__WHAT THE TASK ASKS__
Copy all lines below exactly as written. Leave pictures out.

__DATA LINES__
━━━━━━━━

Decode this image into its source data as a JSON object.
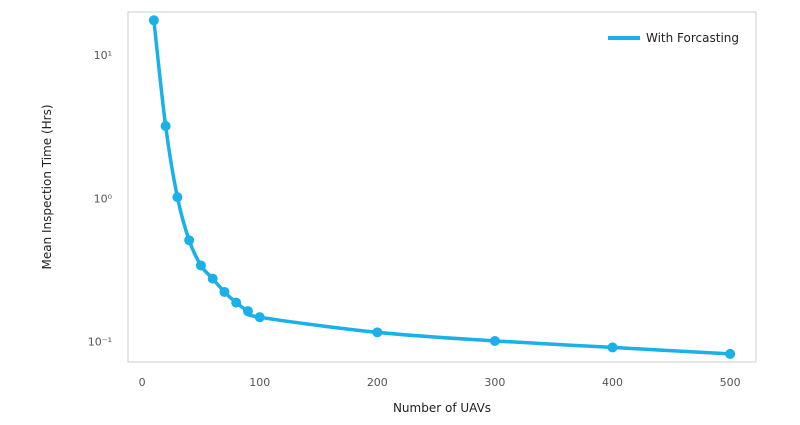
{
  "chart_data": {
    "type": "line",
    "title": "",
    "xlabel": "Number of UAVs",
    "ylabel": "Mean Inspection Time (Hrs)",
    "xlim": [
      -12,
      522
    ],
    "ylim": [
      0.072,
      20
    ],
    "y_scale": "log",
    "grid": false,
    "legend_position": "top-right",
    "x_ticks": [
      0,
      100,
      200,
      300,
      400,
      500
    ],
    "x_tick_labels": [
      "0",
      "100",
      "200",
      "300",
      "400",
      "500"
    ],
    "y_ticks": [
      0.1,
      1,
      10
    ],
    "y_tick_labels": [
      "10⁻¹",
      "10⁰",
      "10¹"
    ],
    "series": [
      {
        "name": "With Forcasting",
        "color": "#1ab0e8",
        "x": [
          10,
          20,
          30,
          40,
          50,
          60,
          70,
          80,
          90,
          100,
          200,
          300,
          400,
          500
        ],
        "y": [
          17.5,
          3.2,
          1.02,
          0.51,
          0.34,
          0.275,
          0.222,
          0.187,
          0.163,
          0.148,
          0.116,
          0.101,
          0.091,
          0.082
        ]
      }
    ]
  }
}
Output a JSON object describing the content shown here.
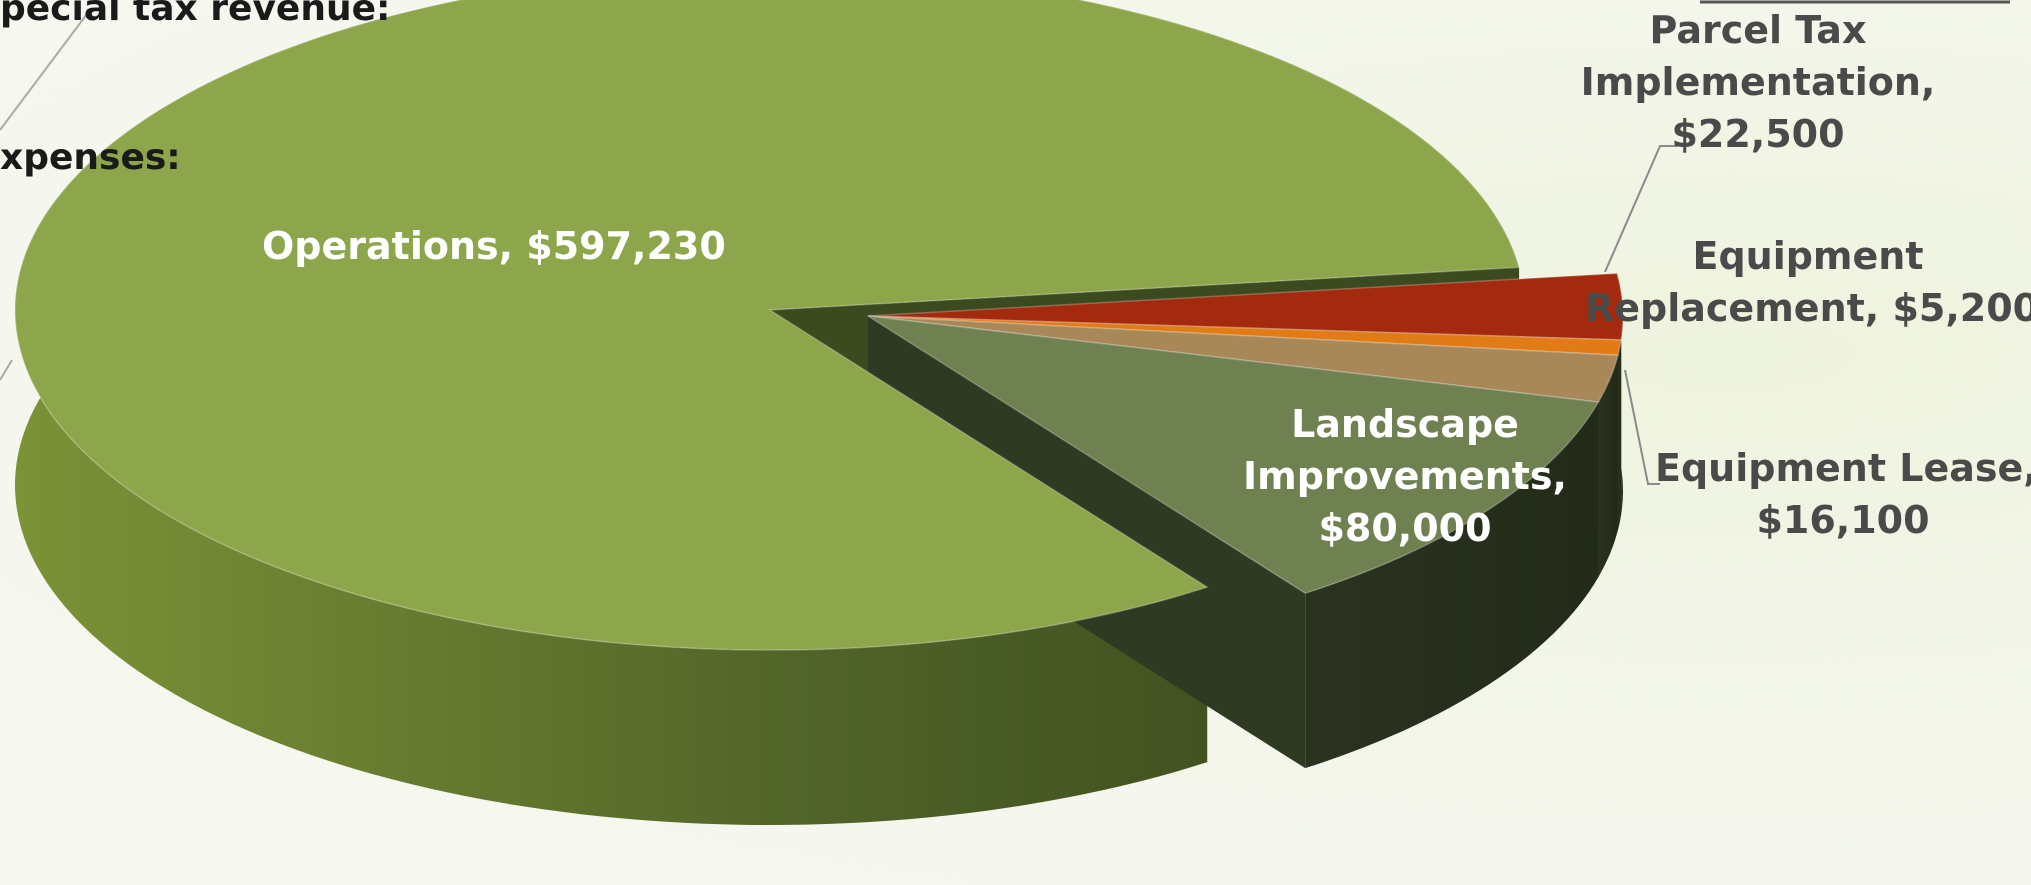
{
  "page_text": {
    "cut_line_1": "pecial tax revenue:",
    "cut_line_2": "xpenses:"
  },
  "chart_data": {
    "type": "pie",
    "style": "3d-exploded",
    "title": "",
    "slices": [
      {
        "label": "Operations",
        "value": 597230,
        "display": "Operations,  $597,230",
        "color": "#8ea64b"
      },
      {
        "label": "Landscape Improvements",
        "value": 80000,
        "display": [
          "Landscape",
          "Improvements,",
          "$80,000"
        ],
        "color": "#6f8150"
      },
      {
        "label": "Equipment Lease",
        "value": 16100,
        "display": [
          "Equipment Lease,",
          "$16,100"
        ],
        "color": "#a88859"
      },
      {
        "label": "Equipment Replacement",
        "value": 5200,
        "display": [
          "Equipment",
          "Replacement,  $5,200"
        ],
        "color": "#e07b15"
      },
      {
        "label": "Parcel Tax Implementation",
        "value": 22500,
        "display": [
          "Parcel Tax",
          "Implementation,",
          "$22,500"
        ],
        "color": "#a3290f"
      }
    ]
  }
}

━━━━━━━━

__OUTPUT__
Decode this image into its source data as a JSON object.
{
  "chart_data": {
    "type": "line",
    "title": "",
    "xlabel": "Number of UAVs",
    "ylabel": "Mean Inspection Time (Hrs)",
    "xlim": [
      -12,
      522
    ],
    "ylim": [
      0.072,
      20
    ],
    "y_scale": "log",
    "grid": false,
    "legend_position": "top-right",
    "x_ticks": [
      0,
      100,
      200,
      300,
      400,
      500
    ],
    "x_tick_labels": [
      "0",
      "100",
      "200",
      "300",
      "400",
      "500"
    ],
    "y_ticks": [
      0.1,
      1,
      10
    ],
    "y_tick_labels": [
      "10⁻¹",
      "10⁰",
      "10¹"
    ],
    "series": [
      {
        "name": "With Forcasting",
        "color": "#1ab0e8",
        "x": [
          10,
          20,
          30,
          40,
          50,
          60,
          70,
          80,
          90,
          100,
          200,
          300,
          400,
          500
        ],
        "y": [
          17.5,
          3.2,
          1.02,
          0.51,
          0.34,
          0.275,
          0.222,
          0.187,
          0.163,
          0.148,
          0.116,
          0.101,
          0.091,
          0.082
        ]
      }
    ]
  }
}
Output a JSON object describing the content shown here.
{
  "page_text": {
    "cut_line_1": "pecial tax revenue:",
    "cut_line_2": "xpenses:"
  },
  "chart_data": {
    "type": "pie",
    "style": "3d-exploded",
    "title": "",
    "slices": [
      {
        "label": "Operations",
        "value": 597230,
        "display": "Operations,  $597,230",
        "color": "#8ea64b"
      },
      {
        "label": "Landscape Improvements",
        "value": 80000,
        "display": [
          "Landscape",
          "Improvements,",
          "$80,000"
        ],
        "color": "#6f8150"
      },
      {
        "label": "Equipment Lease",
        "value": 16100,
        "display": [
          "Equipment Lease,",
          "$16,100"
        ],
        "color": "#a88859"
      },
      {
        "label": "Equipment Replacement",
        "value": 5200,
        "display": [
          "Equipment",
          "Replacement,  $5,200"
        ],
        "color": "#e07b15"
      },
      {
        "label": "Parcel Tax Implementation",
        "value": 22500,
        "display": [
          "Parcel Tax",
          "Implementation,",
          "$22,500"
        ],
        "color": "#a3290f"
      }
    ]
  }
}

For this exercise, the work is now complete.